Task data:

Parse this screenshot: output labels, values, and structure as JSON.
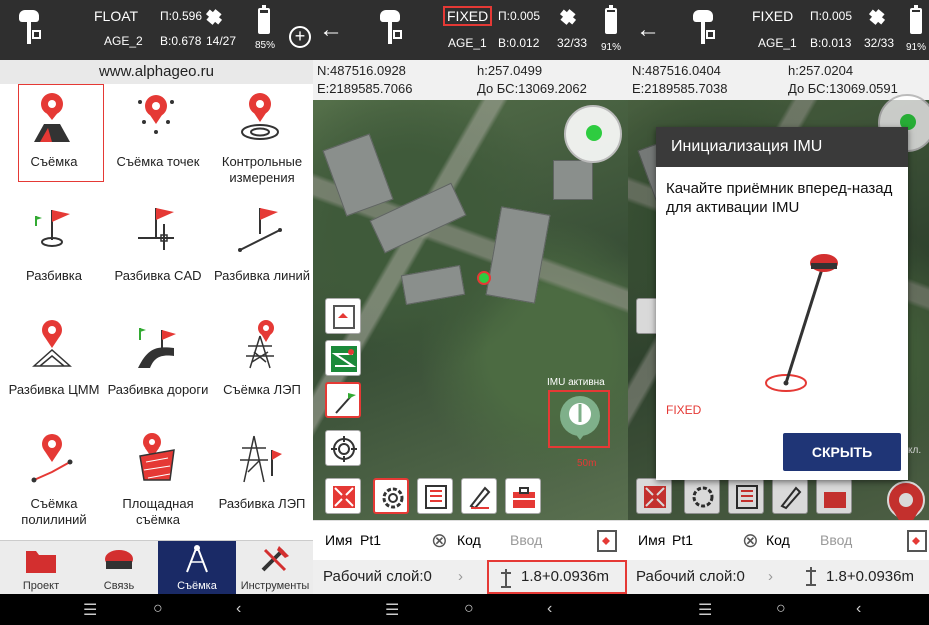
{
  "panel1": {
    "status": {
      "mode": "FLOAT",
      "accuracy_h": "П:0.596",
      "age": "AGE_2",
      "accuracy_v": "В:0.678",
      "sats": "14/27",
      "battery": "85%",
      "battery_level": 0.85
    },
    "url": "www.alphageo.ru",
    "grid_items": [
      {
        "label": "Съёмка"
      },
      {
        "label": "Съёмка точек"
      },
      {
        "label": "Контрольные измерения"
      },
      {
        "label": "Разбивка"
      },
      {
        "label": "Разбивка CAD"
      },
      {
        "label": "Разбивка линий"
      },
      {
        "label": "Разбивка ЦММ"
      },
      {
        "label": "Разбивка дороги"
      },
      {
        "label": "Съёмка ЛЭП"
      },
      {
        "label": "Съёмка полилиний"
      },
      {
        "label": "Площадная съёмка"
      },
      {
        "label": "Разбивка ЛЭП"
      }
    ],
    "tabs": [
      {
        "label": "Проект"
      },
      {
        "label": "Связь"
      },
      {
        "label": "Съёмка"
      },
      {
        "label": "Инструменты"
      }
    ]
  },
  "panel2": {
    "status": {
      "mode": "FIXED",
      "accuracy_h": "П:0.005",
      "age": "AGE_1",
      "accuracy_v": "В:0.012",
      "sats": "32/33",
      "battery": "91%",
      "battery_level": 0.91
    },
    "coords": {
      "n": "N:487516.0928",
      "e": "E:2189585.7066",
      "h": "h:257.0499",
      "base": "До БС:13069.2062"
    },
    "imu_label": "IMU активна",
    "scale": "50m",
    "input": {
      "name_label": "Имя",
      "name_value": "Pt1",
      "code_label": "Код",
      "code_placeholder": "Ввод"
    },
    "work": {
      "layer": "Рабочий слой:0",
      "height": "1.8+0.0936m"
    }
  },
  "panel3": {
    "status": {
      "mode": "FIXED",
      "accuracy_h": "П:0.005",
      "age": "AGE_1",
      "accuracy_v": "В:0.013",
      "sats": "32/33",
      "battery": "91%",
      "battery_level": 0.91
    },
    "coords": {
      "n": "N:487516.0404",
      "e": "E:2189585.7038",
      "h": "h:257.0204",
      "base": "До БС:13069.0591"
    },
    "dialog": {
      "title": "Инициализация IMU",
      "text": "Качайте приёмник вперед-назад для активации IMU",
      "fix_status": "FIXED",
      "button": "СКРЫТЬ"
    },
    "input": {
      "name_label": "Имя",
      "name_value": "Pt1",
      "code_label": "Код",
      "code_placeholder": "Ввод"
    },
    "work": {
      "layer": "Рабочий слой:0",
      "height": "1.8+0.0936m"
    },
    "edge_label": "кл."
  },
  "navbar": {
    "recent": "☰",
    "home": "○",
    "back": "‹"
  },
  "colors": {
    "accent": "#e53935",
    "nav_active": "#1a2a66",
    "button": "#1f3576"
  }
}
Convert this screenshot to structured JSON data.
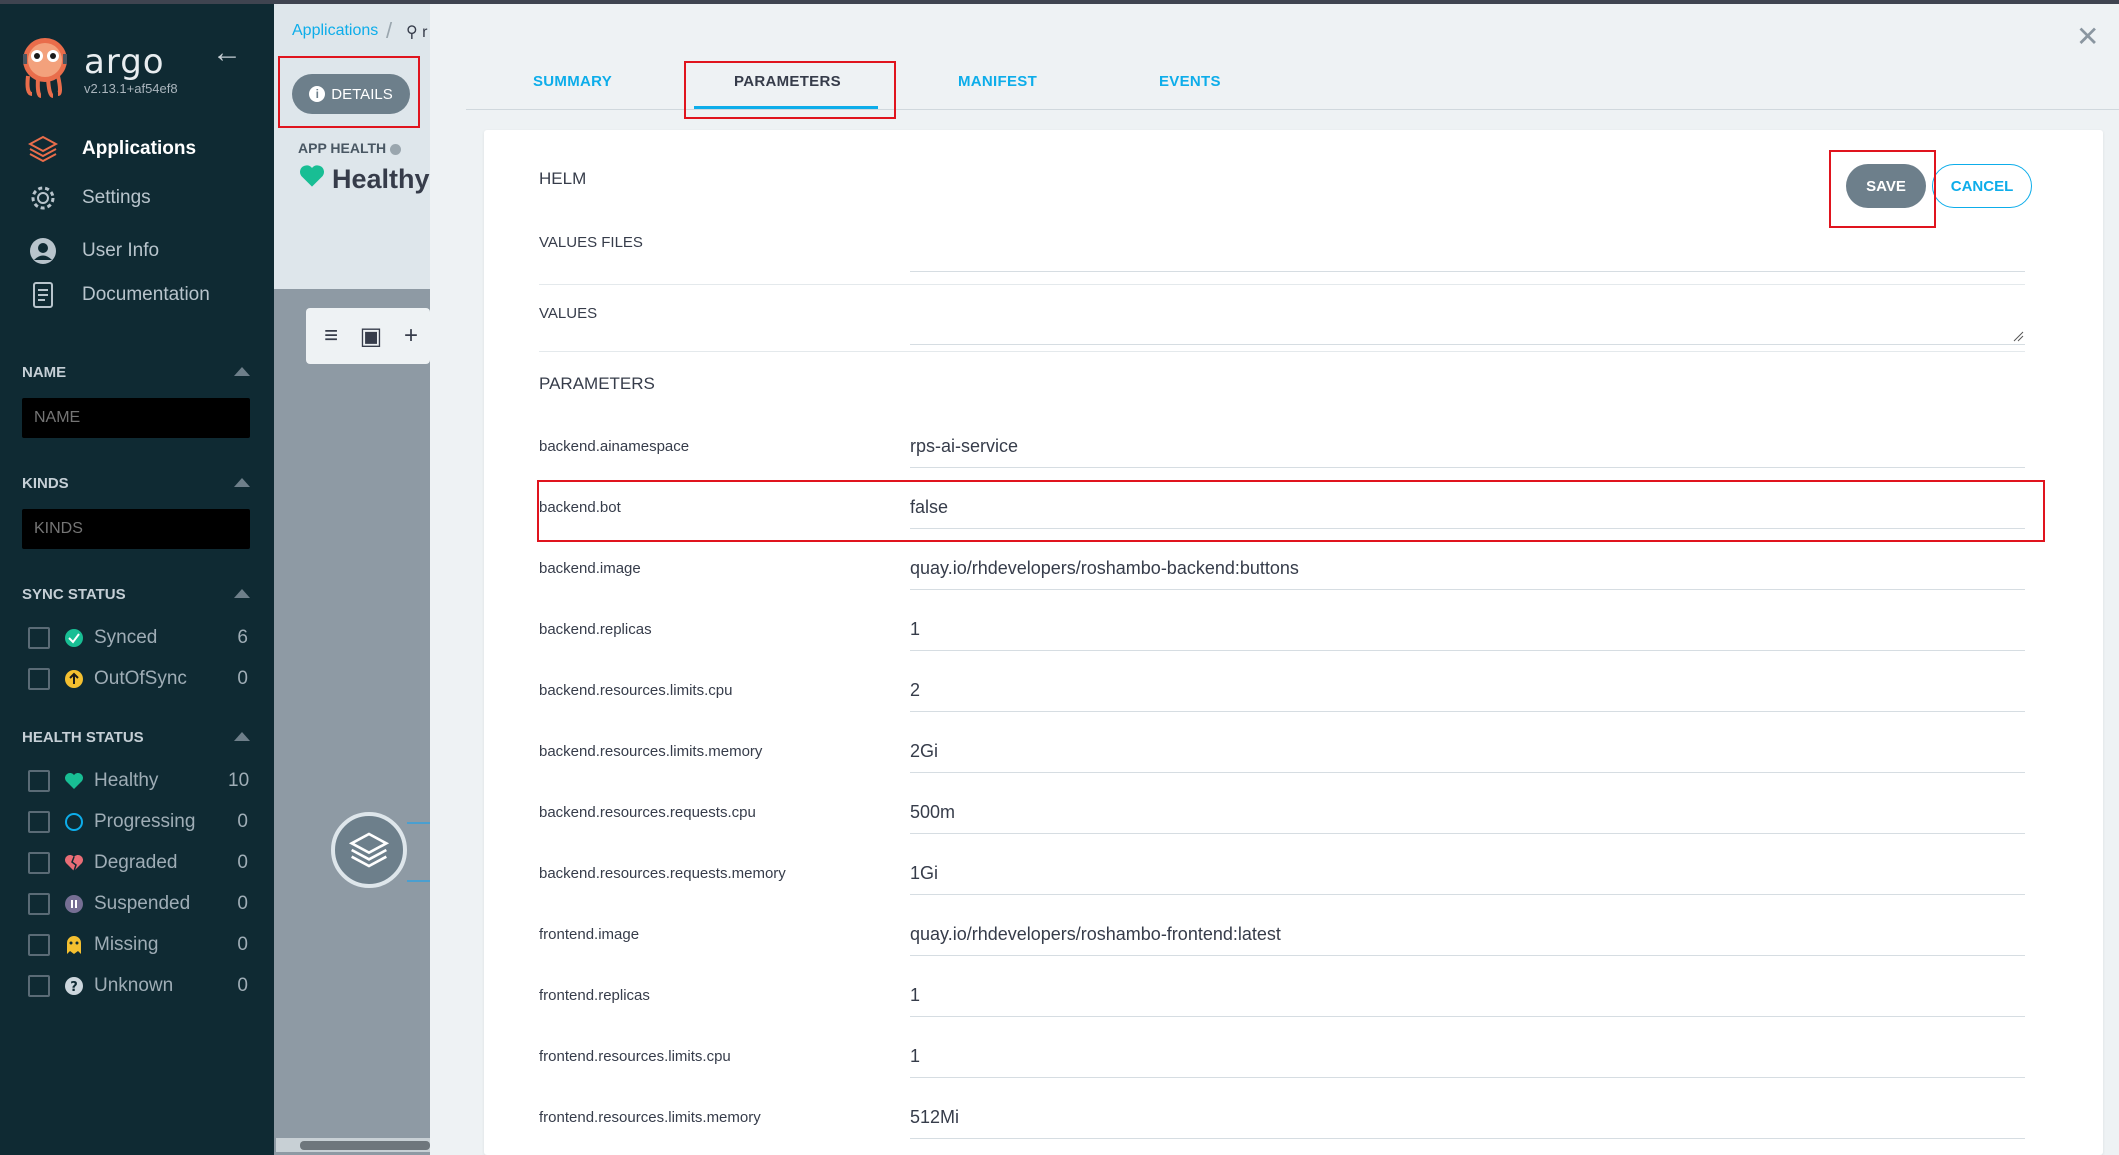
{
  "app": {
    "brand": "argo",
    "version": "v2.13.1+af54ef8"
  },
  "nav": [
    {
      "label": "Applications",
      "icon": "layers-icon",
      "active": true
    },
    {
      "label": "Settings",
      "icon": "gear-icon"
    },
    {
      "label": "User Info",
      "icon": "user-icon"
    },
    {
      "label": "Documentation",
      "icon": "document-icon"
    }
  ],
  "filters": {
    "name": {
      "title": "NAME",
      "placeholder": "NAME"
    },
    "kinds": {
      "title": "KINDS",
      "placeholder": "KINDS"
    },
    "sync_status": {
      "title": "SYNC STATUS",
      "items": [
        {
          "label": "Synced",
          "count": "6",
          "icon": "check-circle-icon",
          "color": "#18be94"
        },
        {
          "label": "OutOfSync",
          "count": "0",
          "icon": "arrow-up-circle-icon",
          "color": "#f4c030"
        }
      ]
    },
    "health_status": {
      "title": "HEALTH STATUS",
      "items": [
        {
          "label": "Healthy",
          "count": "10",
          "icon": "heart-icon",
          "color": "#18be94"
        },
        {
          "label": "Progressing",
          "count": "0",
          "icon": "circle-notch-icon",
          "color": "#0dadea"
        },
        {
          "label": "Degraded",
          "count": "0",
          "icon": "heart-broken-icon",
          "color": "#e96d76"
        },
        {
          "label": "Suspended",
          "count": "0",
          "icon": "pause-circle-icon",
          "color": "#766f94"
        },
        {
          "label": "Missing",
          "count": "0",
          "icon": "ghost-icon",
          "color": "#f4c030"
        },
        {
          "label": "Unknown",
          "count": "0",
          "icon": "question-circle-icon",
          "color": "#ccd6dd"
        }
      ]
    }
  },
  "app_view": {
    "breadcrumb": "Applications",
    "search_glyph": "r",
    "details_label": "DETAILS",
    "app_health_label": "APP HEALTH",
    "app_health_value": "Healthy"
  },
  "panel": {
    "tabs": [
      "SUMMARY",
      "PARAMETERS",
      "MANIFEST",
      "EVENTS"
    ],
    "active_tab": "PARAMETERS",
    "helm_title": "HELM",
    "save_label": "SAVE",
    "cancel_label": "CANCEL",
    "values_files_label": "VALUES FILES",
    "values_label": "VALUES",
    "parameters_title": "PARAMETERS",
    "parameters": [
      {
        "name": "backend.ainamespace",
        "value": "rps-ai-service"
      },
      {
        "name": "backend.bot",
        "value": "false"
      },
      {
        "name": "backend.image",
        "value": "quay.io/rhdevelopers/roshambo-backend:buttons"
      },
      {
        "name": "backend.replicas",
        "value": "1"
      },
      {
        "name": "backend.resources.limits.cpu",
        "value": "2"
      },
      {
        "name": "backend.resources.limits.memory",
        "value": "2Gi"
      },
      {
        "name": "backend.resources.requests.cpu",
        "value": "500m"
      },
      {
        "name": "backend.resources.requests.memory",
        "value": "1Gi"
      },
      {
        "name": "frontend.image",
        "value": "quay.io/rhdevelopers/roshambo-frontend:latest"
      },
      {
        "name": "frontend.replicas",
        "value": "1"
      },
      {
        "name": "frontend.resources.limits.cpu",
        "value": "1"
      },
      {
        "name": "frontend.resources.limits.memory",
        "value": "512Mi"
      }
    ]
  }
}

Given problem: Transcribe every record above exactly, leaving out the pictures.

Response to this exercise:
Parse this screenshot: output labels, values, and structure as JSON.
{
  "panel1": {
    "status": {
      "mode": "FLOAT",
      "accuracy_h": "П:0.596",
      "age": "AGE_2",
      "accuracy_v": "В:0.678",
      "sats": "14/27",
      "battery": "85%",
      "battery_level": 0.85
    },
    "url": "www.alphageo.ru",
    "grid_items": [
      {
        "label": "Съёмка"
      },
      {
        "label": "Съёмка точек"
      },
      {
        "label": "Контрольные измерения"
      },
      {
        "label": "Разбивка"
      },
      {
        "label": "Разбивка CAD"
      },
      {
        "label": "Разбивка линий"
      },
      {
        "label": "Разбивка ЦММ"
      },
      {
        "label": "Разбивка дороги"
      },
      {
        "label": "Съёмка ЛЭП"
      },
      {
        "label": "Съёмка полилиний"
      },
      {
        "label": "Площадная съёмка"
      },
      {
        "label": "Разбивка ЛЭП"
      }
    ],
    "tabs": [
      {
        "label": "Проект"
      },
      {
        "label": "Связь"
      },
      {
        "label": "Съёмка"
      },
      {
        "label": "Инструменты"
      }
    ]
  },
  "panel2": {
    "status": {
      "mode": "FIXED",
      "accuracy_h": "П:0.005",
      "age": "AGE_1",
      "accuracy_v": "В:0.012",
      "sats": "32/33",
      "battery": "91%",
      "battery_level": 0.91
    },
    "coords": {
      "n": "N:487516.0928",
      "e": "E:2189585.7066",
      "h": "h:257.0499",
      "base": "До БС:13069.2062"
    },
    "imu_label": "IMU активна",
    "scale": "50m",
    "input": {
      "name_label": "Имя",
      "name_value": "Pt1",
      "code_label": "Код",
      "code_placeholder": "Ввод"
    },
    "work": {
      "layer": "Рабочий слой:0",
      "height": "1.8+0.0936m"
    }
  },
  "panel3": {
    "status": {
      "mode": "FIXED",
      "accuracy_h": "П:0.005",
      "age": "AGE_1",
      "accuracy_v": "В:0.013",
      "sats": "32/33",
      "battery": "91%",
      "battery_level": 0.91
    },
    "coords": {
      "n": "N:487516.0404",
      "e": "E:2189585.7038",
      "h": "h:257.0204",
      "base": "До БС:13069.0591"
    },
    "dialog": {
      "title": "Инициализация IMU",
      "text": "Качайте приёмник вперед-назад для активации IMU",
      "fix_status": "FIXED",
      "button": "СКРЫТЬ"
    },
    "input": {
      "name_label": "Имя",
      "name_value": "Pt1",
      "code_label": "Код",
      "code_placeholder": "Ввод"
    },
    "work": {
      "layer": "Рабочий слой:0",
      "height": "1.8+0.0936m"
    },
    "edge_label": "кл."
  },
  "navbar": {
    "recent": "☰",
    "home": "○",
    "back": "‹"
  },
  "colors": {
    "accent": "#e53935",
    "nav_active": "#1a2a66",
    "button": "#1f3576"
  }
}
Convert this screenshot to structured JSON data.
{
  "app": {
    "brand": "argo",
    "version": "v2.13.1+af54ef8"
  },
  "nav": [
    {
      "label": "Applications",
      "icon": "layers-icon",
      "active": true
    },
    {
      "label": "Settings",
      "icon": "gear-icon"
    },
    {
      "label": "User Info",
      "icon": "user-icon"
    },
    {
      "label": "Documentation",
      "icon": "document-icon"
    }
  ],
  "filters": {
    "name": {
      "title": "NAME",
      "placeholder": "NAME"
    },
    "kinds": {
      "title": "KINDS",
      "placeholder": "KINDS"
    },
    "sync_status": {
      "title": "SYNC STATUS",
      "items": [
        {
          "label": "Synced",
          "count": "6",
          "icon": "check-circle-icon",
          "color": "#18be94"
        },
        {
          "label": "OutOfSync",
          "count": "0",
          "icon": "arrow-up-circle-icon",
          "color": "#f4c030"
        }
      ]
    },
    "health_status": {
      "title": "HEALTH STATUS",
      "items": [
        {
          "label": "Healthy",
          "count": "10",
          "icon": "heart-icon",
          "color": "#18be94"
        },
        {
          "label": "Progressing",
          "count": "0",
          "icon": "circle-notch-icon",
          "color": "#0dadea"
        },
        {
          "label": "Degraded",
          "count": "0",
          "icon": "heart-broken-icon",
          "color": "#e96d76"
        },
        {
          "label": "Suspended",
          "count": "0",
          "icon": "pause-circle-icon",
          "color": "#766f94"
        },
        {
          "label": "Missing",
          "count": "0",
          "icon": "ghost-icon",
          "color": "#f4c030"
        },
        {
          "label": "Unknown",
          "count": "0",
          "icon": "question-circle-icon",
          "color": "#ccd6dd"
        }
      ]
    }
  },
  "app_view": {
    "breadcrumb": "Applications",
    "search_glyph": "r",
    "details_label": "DETAILS",
    "app_health_label": "APP HEALTH",
    "app_health_value": "Healthy"
  },
  "panel": {
    "tabs": [
      "SUMMARY",
      "PARAMETERS",
      "MANIFEST",
      "EVENTS"
    ],
    "active_tab": "PARAMETERS",
    "helm_title": "HELM",
    "save_label": "SAVE",
    "cancel_label": "CANCEL",
    "values_files_label": "VALUES FILES",
    "values_label": "VALUES",
    "parameters_title": "PARAMETERS",
    "parameters": [
      {
        "name": "backend.ainamespace",
        "value": "rps-ai-service"
      },
      {
        "name": "backend.bot",
        "value": "false"
      },
      {
        "name": "backend.image",
        "value": "quay.io/rhdevelopers/roshambo-backend:buttons"
      },
      {
        "name": "backend.replicas",
        "value": "1"
      },
      {
        "name": "backend.resources.limits.cpu",
        "value": "2"
      },
      {
        "name": "backend.resources.limits.memory",
        "value": "2Gi"
      },
      {
        "name": "backend.resources.requests.cpu",
        "value": "500m"
      },
      {
        "name": "backend.resources.requests.memory",
        "value": "1Gi"
      },
      {
        "name": "frontend.image",
        "value": "quay.io/rhdevelopers/roshambo-frontend:latest"
      },
      {
        "name": "frontend.replicas",
        "value": "1"
      },
      {
        "name": "frontend.resources.limits.cpu",
        "value": "1"
      },
      {
        "name": "frontend.resources.limits.memory",
        "value": "512Mi"
      }
    ]
  }
}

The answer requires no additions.